- Exercise task -
Extract every line that includes the string "customers".

- Records supplied -

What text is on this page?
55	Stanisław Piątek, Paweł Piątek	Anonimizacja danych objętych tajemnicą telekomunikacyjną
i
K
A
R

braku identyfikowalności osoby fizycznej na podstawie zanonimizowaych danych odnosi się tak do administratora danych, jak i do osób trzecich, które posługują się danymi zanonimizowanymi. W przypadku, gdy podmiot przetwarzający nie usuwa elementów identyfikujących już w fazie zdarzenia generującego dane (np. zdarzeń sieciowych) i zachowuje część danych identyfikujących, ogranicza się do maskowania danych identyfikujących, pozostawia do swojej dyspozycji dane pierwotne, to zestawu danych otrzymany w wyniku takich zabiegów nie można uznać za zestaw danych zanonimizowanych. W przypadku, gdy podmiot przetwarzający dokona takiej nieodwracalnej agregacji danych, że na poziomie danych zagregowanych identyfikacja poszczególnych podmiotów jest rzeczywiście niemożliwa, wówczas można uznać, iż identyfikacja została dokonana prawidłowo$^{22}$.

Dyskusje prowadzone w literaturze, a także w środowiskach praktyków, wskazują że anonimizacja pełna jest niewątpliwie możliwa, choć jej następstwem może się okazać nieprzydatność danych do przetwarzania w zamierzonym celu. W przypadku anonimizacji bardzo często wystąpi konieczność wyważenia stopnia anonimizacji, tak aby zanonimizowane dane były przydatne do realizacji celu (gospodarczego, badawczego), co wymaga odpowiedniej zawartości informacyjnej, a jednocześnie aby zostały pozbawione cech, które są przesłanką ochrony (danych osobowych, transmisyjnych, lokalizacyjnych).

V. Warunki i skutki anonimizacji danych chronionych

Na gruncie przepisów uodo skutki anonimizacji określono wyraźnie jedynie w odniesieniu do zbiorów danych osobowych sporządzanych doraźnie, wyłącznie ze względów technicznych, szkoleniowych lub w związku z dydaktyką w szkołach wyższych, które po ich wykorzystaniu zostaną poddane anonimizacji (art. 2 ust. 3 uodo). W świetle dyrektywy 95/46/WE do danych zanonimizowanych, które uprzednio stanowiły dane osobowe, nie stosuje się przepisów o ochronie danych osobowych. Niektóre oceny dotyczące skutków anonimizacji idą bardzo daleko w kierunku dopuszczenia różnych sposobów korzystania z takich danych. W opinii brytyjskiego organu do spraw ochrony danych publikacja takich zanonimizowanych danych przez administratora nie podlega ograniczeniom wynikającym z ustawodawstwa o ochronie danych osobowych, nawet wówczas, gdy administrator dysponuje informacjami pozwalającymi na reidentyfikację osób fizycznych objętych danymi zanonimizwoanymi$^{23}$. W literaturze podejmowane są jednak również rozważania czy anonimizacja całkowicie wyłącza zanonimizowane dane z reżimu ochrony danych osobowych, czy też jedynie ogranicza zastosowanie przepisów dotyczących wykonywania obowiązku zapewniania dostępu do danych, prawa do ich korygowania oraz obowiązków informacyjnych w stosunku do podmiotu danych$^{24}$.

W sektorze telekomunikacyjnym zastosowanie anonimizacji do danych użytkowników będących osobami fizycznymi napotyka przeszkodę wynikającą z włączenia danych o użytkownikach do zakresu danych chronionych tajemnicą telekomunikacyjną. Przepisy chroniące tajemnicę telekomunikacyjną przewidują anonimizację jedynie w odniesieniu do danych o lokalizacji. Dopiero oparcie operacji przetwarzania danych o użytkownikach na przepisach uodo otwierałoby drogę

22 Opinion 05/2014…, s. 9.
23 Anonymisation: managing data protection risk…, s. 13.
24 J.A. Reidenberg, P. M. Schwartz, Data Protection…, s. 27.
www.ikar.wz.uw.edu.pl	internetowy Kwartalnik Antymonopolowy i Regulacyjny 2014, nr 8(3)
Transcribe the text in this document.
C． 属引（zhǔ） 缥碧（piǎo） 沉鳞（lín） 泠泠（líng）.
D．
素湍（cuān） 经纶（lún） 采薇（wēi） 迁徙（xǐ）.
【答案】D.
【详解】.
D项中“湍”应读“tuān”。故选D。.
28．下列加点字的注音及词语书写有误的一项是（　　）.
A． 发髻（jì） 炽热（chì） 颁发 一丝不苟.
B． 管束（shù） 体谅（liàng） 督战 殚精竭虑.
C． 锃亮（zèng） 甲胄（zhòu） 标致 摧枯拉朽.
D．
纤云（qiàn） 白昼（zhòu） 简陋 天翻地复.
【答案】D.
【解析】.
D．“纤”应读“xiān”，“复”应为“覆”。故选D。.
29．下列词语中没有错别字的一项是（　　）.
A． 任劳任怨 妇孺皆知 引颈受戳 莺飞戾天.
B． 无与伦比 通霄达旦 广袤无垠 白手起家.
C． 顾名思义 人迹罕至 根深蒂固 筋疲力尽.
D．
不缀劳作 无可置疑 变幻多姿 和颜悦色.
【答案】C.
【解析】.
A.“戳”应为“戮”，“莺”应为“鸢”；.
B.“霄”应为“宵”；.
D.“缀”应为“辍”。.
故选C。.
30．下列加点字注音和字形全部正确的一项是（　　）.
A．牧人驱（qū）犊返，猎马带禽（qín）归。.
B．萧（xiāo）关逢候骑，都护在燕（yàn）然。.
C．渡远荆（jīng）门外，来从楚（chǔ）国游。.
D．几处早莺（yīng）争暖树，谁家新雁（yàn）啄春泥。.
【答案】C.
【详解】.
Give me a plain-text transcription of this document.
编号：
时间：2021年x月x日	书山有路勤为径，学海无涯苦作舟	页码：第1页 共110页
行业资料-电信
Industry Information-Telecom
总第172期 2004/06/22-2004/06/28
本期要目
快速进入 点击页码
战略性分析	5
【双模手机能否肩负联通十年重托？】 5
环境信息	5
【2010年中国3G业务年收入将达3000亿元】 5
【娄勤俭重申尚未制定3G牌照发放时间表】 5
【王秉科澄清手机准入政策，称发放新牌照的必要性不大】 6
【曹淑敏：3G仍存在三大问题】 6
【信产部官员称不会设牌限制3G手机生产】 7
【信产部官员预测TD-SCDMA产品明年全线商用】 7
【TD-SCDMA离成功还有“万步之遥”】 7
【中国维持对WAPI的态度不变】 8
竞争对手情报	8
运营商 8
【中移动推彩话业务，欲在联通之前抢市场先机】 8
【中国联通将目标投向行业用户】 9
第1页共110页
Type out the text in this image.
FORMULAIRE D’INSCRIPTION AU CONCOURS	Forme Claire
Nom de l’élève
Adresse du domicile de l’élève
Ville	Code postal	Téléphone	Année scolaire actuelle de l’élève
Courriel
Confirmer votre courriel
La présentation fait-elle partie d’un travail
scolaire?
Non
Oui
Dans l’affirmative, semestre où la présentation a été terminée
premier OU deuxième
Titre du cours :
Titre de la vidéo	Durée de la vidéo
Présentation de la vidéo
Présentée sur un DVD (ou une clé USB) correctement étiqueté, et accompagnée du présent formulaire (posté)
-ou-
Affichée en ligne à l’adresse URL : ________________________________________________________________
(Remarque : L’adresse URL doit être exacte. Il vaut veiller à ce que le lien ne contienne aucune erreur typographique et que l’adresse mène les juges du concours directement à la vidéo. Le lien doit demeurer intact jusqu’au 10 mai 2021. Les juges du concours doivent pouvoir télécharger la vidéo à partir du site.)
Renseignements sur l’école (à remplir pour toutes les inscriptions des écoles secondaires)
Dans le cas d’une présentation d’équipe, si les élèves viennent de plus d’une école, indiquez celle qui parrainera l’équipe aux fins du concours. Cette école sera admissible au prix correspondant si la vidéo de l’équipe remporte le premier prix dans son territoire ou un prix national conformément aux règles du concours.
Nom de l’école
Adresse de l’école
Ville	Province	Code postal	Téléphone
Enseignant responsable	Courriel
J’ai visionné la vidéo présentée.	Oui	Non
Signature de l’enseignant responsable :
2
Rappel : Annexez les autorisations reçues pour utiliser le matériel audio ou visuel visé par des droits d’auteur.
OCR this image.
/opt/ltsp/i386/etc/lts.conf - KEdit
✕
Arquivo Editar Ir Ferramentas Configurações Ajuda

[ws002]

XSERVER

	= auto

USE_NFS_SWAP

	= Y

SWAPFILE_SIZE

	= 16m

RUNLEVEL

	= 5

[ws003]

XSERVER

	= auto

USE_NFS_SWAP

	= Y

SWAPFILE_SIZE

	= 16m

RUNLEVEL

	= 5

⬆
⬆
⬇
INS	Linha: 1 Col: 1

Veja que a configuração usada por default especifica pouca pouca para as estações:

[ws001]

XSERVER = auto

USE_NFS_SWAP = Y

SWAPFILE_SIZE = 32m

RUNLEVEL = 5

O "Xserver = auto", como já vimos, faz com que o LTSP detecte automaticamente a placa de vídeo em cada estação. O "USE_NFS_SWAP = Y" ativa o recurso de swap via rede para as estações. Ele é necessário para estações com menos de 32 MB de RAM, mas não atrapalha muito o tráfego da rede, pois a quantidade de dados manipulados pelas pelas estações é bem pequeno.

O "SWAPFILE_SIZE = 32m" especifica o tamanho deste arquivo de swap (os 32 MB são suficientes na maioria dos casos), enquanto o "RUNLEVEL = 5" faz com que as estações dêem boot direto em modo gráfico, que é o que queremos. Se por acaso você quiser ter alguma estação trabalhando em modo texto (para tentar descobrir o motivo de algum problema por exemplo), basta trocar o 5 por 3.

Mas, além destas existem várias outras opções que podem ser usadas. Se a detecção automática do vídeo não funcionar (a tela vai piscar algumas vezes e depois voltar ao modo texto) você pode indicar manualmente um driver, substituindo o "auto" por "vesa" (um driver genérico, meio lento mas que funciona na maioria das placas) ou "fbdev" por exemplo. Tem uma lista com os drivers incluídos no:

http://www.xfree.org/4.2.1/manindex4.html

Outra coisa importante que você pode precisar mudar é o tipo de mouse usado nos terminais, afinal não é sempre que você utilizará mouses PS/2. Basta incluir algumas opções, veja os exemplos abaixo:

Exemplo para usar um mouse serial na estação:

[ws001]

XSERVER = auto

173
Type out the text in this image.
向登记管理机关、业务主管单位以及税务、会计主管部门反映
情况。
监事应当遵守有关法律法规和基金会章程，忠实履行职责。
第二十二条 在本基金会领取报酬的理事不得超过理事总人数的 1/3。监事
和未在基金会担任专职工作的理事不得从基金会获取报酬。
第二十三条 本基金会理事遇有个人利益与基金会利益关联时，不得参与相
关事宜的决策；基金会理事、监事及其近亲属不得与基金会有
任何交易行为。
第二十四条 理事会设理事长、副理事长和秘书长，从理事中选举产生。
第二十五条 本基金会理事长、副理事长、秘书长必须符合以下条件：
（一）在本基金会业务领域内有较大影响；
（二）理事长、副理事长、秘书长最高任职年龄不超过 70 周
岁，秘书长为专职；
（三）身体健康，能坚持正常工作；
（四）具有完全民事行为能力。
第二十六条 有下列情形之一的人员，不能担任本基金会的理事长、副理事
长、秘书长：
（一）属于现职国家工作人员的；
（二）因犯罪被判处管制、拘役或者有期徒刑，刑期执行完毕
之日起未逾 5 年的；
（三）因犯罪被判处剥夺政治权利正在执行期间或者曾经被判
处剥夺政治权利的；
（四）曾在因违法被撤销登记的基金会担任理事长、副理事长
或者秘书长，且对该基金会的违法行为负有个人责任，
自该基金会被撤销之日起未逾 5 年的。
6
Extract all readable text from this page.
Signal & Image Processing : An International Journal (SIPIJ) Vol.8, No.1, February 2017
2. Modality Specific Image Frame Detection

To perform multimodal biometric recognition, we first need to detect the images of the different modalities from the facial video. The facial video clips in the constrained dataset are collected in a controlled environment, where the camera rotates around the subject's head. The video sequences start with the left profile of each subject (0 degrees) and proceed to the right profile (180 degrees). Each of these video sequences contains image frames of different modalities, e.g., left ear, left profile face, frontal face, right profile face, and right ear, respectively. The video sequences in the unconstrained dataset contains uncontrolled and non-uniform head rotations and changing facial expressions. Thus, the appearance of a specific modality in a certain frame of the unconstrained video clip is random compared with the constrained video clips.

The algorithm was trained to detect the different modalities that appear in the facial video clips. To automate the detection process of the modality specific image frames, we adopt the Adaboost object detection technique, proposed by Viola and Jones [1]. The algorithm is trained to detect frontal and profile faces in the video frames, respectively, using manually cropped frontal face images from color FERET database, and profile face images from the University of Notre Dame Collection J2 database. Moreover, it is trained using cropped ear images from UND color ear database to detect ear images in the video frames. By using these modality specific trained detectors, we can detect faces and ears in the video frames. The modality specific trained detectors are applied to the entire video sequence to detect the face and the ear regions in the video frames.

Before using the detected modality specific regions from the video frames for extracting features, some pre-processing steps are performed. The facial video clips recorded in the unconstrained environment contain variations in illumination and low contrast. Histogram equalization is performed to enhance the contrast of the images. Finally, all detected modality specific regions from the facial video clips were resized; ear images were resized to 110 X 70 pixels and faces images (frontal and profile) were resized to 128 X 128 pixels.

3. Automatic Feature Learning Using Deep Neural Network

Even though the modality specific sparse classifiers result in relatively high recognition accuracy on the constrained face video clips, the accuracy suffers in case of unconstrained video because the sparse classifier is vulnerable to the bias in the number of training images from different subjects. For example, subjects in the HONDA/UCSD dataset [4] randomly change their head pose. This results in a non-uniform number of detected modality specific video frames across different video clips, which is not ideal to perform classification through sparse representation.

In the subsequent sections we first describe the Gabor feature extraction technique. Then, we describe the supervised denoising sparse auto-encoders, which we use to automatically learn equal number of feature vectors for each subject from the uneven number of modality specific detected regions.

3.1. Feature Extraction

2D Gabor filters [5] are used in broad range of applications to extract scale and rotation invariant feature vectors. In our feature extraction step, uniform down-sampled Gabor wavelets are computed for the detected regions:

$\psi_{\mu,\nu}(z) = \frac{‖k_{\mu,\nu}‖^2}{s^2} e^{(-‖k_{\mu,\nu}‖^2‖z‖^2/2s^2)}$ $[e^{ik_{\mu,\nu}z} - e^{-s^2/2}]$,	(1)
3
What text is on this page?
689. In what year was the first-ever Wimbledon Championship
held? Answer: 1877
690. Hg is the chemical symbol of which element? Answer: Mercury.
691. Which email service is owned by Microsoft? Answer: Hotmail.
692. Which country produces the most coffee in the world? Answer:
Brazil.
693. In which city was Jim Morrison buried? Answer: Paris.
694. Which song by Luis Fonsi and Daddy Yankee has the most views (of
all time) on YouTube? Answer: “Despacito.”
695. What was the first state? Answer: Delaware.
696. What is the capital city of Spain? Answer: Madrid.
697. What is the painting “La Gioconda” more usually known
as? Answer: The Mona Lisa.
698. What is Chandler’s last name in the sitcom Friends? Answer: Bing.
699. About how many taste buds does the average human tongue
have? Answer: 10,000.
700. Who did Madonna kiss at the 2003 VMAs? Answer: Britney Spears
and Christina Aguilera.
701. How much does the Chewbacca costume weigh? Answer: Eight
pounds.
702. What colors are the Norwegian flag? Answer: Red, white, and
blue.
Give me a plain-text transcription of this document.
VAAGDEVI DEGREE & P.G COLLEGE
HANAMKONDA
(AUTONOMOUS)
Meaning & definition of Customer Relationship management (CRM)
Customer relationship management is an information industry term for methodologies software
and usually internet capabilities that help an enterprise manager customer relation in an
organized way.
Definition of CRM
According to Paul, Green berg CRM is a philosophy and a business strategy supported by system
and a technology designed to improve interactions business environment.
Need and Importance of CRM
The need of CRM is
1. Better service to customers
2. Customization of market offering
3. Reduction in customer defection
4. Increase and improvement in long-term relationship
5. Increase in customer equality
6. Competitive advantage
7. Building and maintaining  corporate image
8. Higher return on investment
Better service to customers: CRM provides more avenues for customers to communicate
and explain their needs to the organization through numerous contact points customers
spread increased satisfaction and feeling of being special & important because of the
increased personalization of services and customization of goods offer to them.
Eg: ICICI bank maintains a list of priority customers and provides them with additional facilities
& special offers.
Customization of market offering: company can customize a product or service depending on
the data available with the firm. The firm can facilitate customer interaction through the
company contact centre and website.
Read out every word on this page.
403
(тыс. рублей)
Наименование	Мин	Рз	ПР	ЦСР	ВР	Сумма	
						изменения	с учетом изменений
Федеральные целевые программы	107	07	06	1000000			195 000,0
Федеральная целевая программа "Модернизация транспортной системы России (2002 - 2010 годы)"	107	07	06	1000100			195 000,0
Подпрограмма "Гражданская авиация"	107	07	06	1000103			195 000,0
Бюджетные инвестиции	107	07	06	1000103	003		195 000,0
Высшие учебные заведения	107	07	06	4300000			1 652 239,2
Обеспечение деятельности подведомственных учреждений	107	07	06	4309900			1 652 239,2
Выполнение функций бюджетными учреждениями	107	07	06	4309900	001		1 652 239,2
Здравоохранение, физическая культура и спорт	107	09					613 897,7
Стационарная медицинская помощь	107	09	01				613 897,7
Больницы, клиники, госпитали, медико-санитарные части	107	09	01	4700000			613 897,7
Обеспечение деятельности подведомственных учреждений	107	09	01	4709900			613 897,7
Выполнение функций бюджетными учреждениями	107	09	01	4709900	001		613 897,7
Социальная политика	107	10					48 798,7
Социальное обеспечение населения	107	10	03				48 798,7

- In response -
1. Better service to customers
Better service to customers: CRM provides more avenues for customers to communicate
and explain their needs to the organization through numerous contact points customers
Eg: ICICI bank maintains a list of priority customers and provides them with additional facilities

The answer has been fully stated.